▶ _WHAT YOU ARE ASKED TO DO_
Set down each record exactly as written.

begin DATA LINES

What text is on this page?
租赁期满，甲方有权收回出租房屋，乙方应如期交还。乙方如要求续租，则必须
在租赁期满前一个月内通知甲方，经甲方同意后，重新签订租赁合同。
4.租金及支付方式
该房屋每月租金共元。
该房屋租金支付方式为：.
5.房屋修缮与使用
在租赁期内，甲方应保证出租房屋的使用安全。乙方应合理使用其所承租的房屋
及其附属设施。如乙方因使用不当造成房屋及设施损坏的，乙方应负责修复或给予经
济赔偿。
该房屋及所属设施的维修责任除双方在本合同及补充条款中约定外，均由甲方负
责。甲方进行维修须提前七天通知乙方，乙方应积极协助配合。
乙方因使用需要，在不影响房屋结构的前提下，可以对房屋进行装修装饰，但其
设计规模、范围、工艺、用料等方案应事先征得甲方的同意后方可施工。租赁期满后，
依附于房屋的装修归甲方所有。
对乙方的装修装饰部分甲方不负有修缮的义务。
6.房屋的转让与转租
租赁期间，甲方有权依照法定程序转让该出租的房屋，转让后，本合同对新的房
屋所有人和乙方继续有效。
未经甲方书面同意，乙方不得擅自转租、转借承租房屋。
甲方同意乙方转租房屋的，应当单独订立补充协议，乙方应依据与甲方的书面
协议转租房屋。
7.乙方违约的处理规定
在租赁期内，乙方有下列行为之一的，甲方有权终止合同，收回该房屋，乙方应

end DATA LINES

▶ _CORRECT ANSWER_
What text is on this page?
租赁期满，甲方有权收回出租房屋，乙方应如期交还。乙方如要求续租，则必须
在租赁期满前一个月内通知甲方，经甲方同意后，重新签订租赁合同。
4.租金及支付方式
该房屋每月租金共元。
该房屋租金支付方式为：.
5.房屋修缮与使用
在租赁期内，甲方应保证出租房屋的使用安全。乙方应合理使用其所承租的房屋
及其附属设施。如乙方因使用不当造成房屋及设施损坏的，乙方应负责修复或给予经
济赔偿。
该房屋及所属设施的维修责任除双方在本合同及补充条款中约定外，均由甲方负
责。甲方进行维修须提前七天通知乙方，乙方应积极协助配合。
乙方因使用需要，在不影响房屋结构的前提下，可以对房屋进行装修装饰，但其
设计规模、范围、工艺、用料等方案应事先征得甲方的同意后方可施工。租赁期满后，
依附于房屋的装修归甲方所有。
对乙方的装修装饰部分甲方不负有修缮的义务。
6.房屋的转让与转租
租赁期间，甲方有权依照法定程序转让该出租的房屋，转让后，本合同对新的房
屋所有人和乙方继续有效。
未经甲方书面同意，乙方不得擅自转租、转借承租房屋。
甲方同意乙方转租房屋的，应当单独订立补充协议，乙方应依据与甲方的书面
协议转租房屋。
7.乙方违约的处理规定
在租赁期内，乙方有下列行为之一的，甲方有权终止合同，收回该房屋，乙方应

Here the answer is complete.